Given an egocentric video, the task is to predict whether the target action contains a mistake. We denote the coarse-grained action video as V^{c}_{0:T}, where T is the total temporal length, and the fine-grained action segment as V^{f}_{t:t+\tau}, where t\geq 0 and t+\tau\leq T. The model outputs a binary prediction, where label 1 indicates a mistake and label 0 indicates a correct action.

[Figure 1](https://arxiv.org/html/2606.02120#S1.F1 "In 1 Introduction ‣ Understanding-Enhanced Model Collaboration for Long-Tailed Egocentric Mistake Detection") illustrates the proposed UE-MCM. The framework contains two complementary model branches. The large model branch is a Qwen3-VL Embedding encoder that takes only the fine-grained segment V^{f}_{t:t+\tau} as input and judges whether the action itself is incorrectly executed. The small model branch is a DCR-enhanced CLIP4CLIP encoder that takes both the coarse-grained video V^{c}_{0:T} and the fine-grained segment V^{f}_{t:t+\tau} as input, allowing it to judge whether the action is consistent with the overall workflow. The two branch predictions are fused by an adaptive collaboration gate. During training, we use long-tail optimization objectives to improve the recognition of rare mistake samples.

### 2.2 Small Model Branch

The small model branch is designed for efficient workflow-level video understanding. CLIP provides strong image-level semantic priors through large-scale image-text contrastive pre-training[[11](https://arxiv.org/html/2606.02120#bib.bib5 "Learning transferable visual models from natural language supervision")]. However, directly applying CLIP to egocentric mistake detection is insufficient because subtle mistakes often depend on both visual details and procedural context.

### Data shown
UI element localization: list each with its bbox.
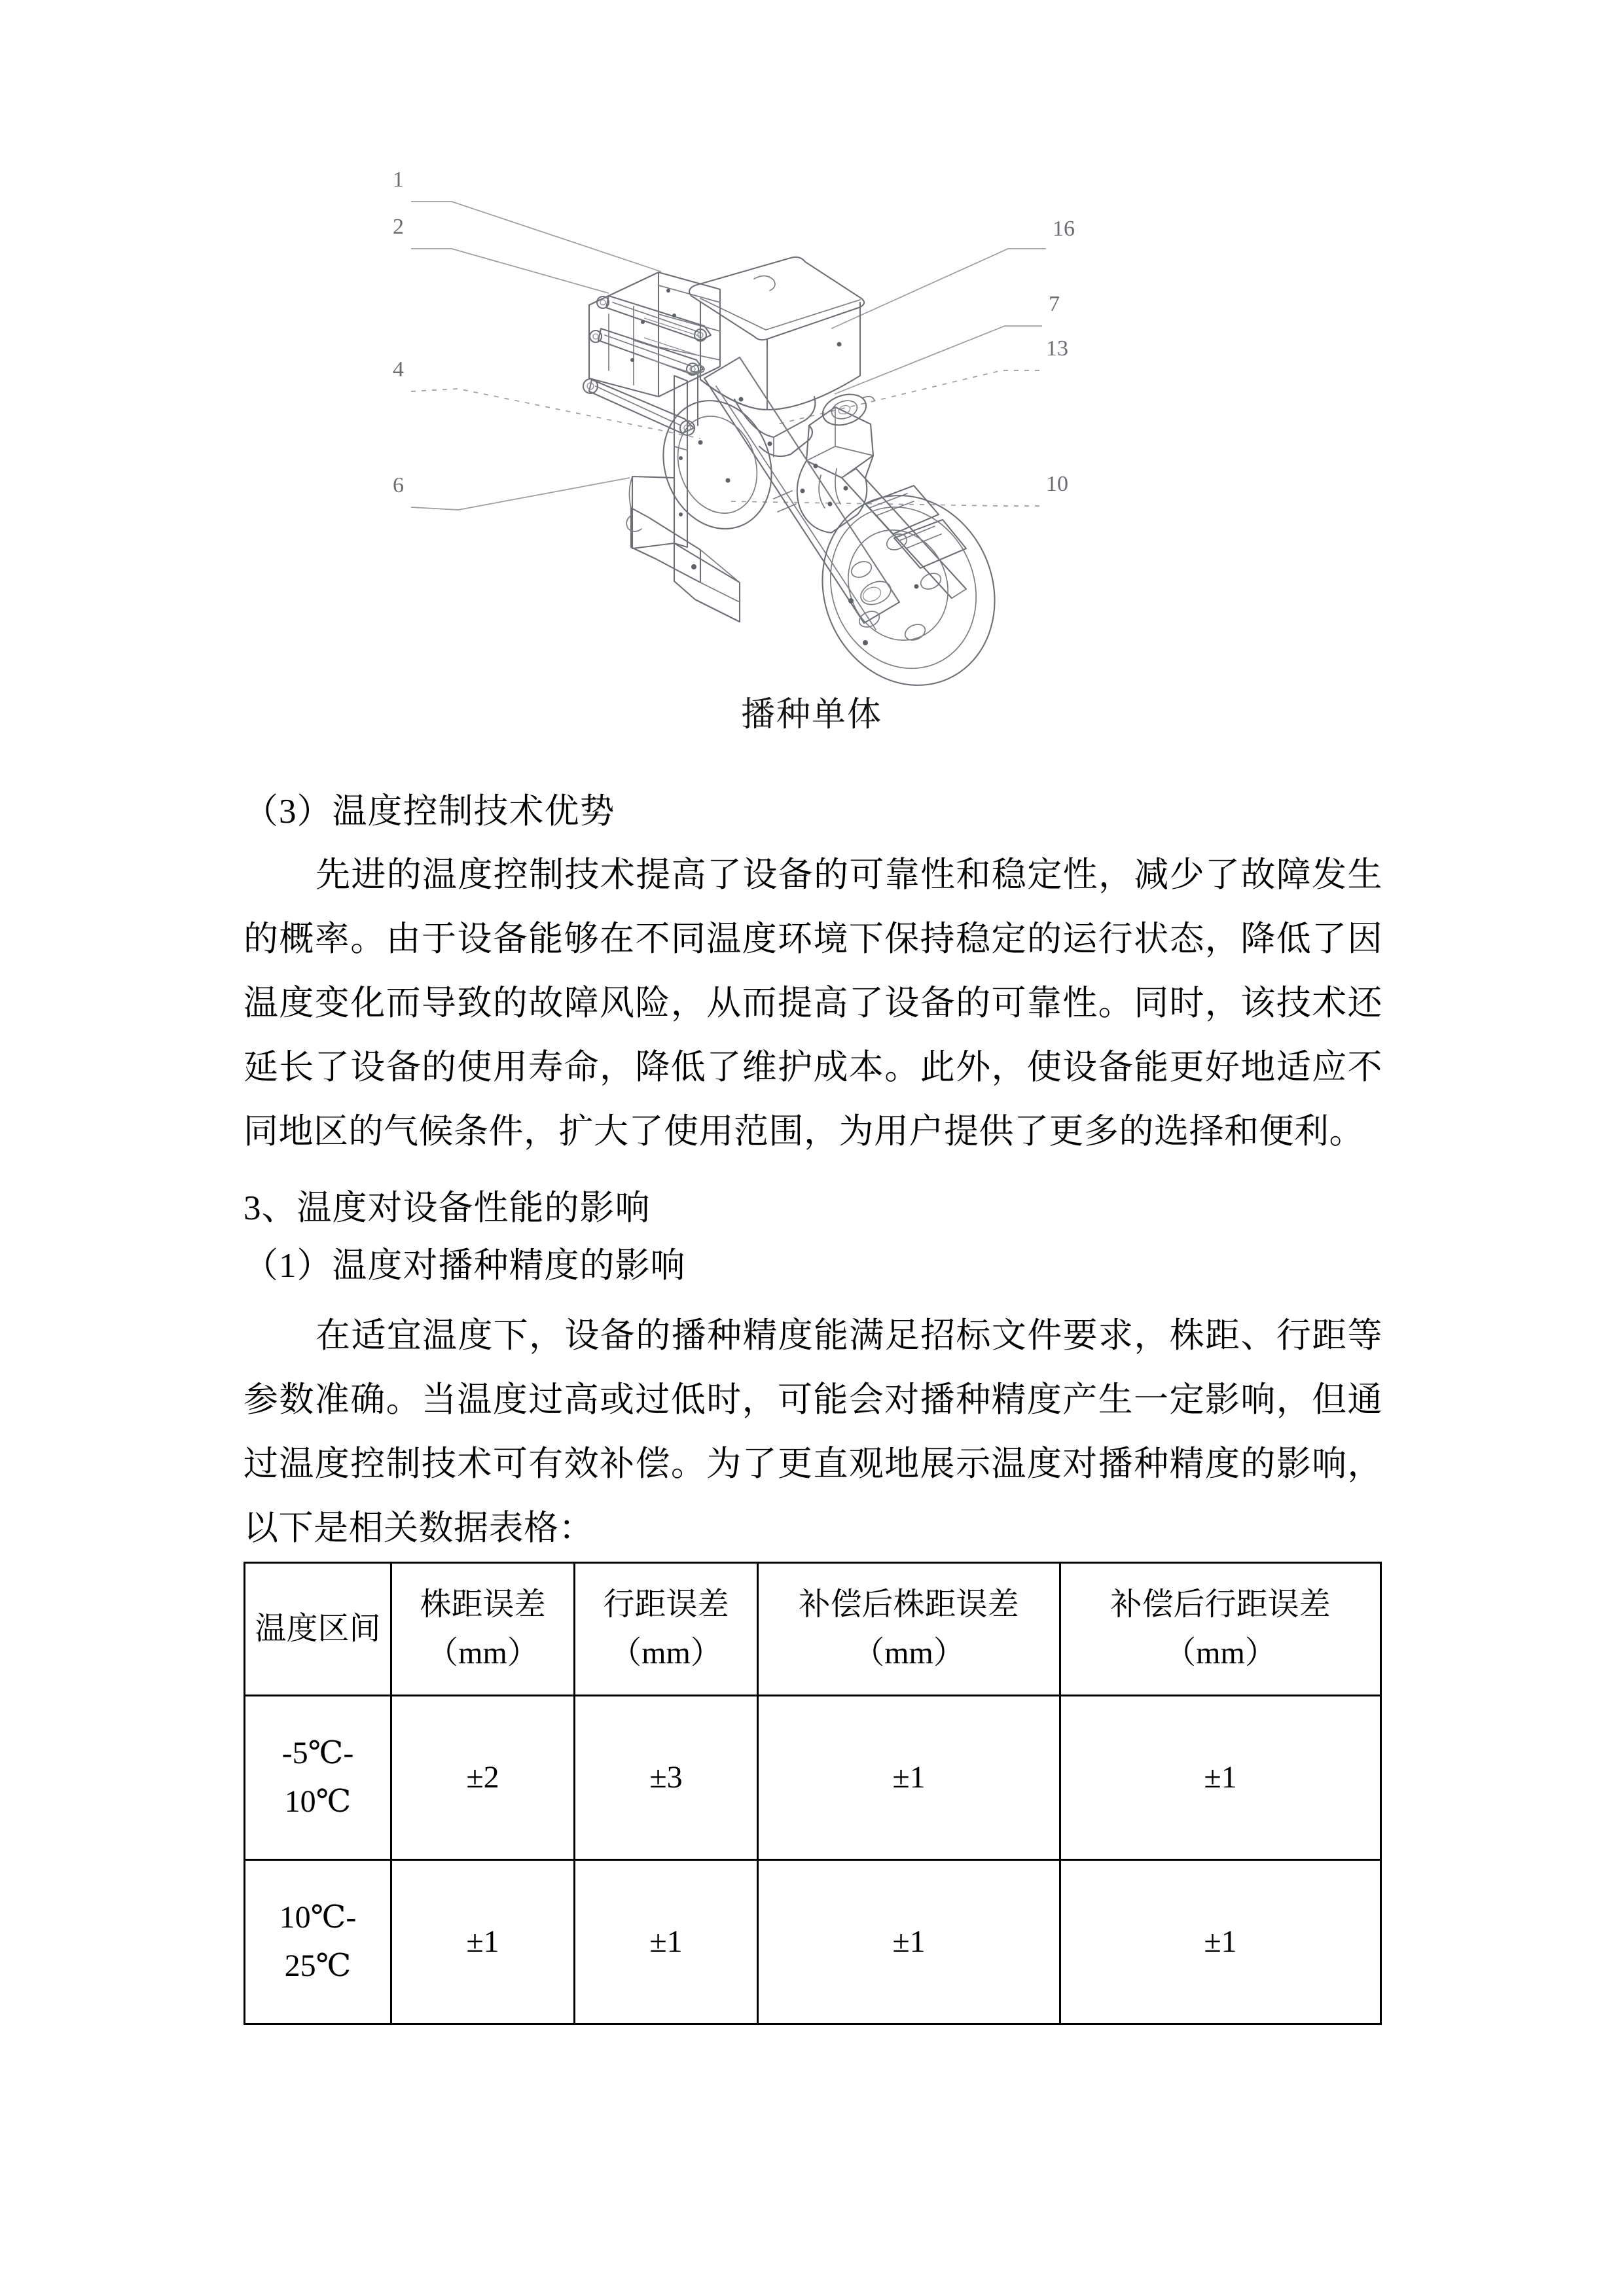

### Problems to solve
A. List every named encoder or pretrained model mentioned in the passage on egocentric mistake detection, leaving out the proposed framework UE-MCM itself.
B. Translate this sentence from the passage on egocentric mistake detection into Spanish: "The two branch predictions are fused by an adaptive collaboration gate."
C. Write the next part of the passage on egocentric mistake detection, picking up after its final sentence.

### Exercise results
A.
- Qwen3-VL Embedding encoder
- DCR-enhanced CLIP4CLIP encoder
- CLIP

B. Las predicciones de las dos ramas se fusionan mediante una compuerta de colaboración adaptativa.

C.
To strengthen the visual encoder, we employ Diffusion Contrastive Reconstruction (DCR)[[2](https://arxiv.org/html/2606.02120#bib.bib7 "Guiding diffusion-based reconstruction with contrastive signals for balanced visual representation")]. DCR improves CLIP by introducing reconstruction-guided contrastive signals, encouraging the visual representation to preserve both class-discriminative semantics and detail-aware perceptual information. We use the enhanced CLIP visual encoder as the frame-level backbone of CLIP4CLIP[[9](https://arxiv.org/html/2606.02120#bib.bib6 "CLIP4Clip: an empirical study of clip for end to end video clip retrieval and captioning")]. The small model branch encodes both the coarse-grained video and the fine-grained segment:

\mathbf{h}^{c}_{s}=\phi_{s}\left(V^{c}_{0:T}\right),\quad\mathbf{h}^{f}_{s}=\phi_{s}\left(V^{f}_{t:t+\tau}\right),(1)

where \phi_{s} denotes the DCR-enhanced CLIP4CLIP encoder. The two representations are fused before classification:

\mathbf{h}_{s}=\psi_{s}\left([\mathbf{h}^{c}_{s};\mathbf{h}^{f}_{s};\mathbf{h}^{c}_{s}\odot\mathbf{h}^{f}_{s}]\right),(2)

where \psi_{s}(\cdot) is a lightweight fusion projection, and \odot denotes element-wise multiplication. Since this branch is lightweight and observes both temporal scopes, it provides stable coarse action context and helps detect cases where an action may be correct in isolation but wrong within the current procedure.

### 2.3 Large Model Branch

The large model branch focuses on fine-grained action-level mistake reasoning. We use Qwen3-VL Embedding[[8](https://arxiv.org/html/2606.02120#bib.bib8 "Qwen3-vl-embedding and qwen3-vl-reranker: a unified framework for state-of-the-art multimodal retrieval and ranking")] to encode the fine action segment. Compared with the small model branch, Qwen3-VL has stronger multimodal representation capacity and is better suited for recognizing whether the observed manipulation itself is incorrectly executed. For each fine-grained segment, the large model branch extracts

\mathbf{h}_{l}=\phi_{l}\left(V^{f}_{t:t+\tau}\right),(3)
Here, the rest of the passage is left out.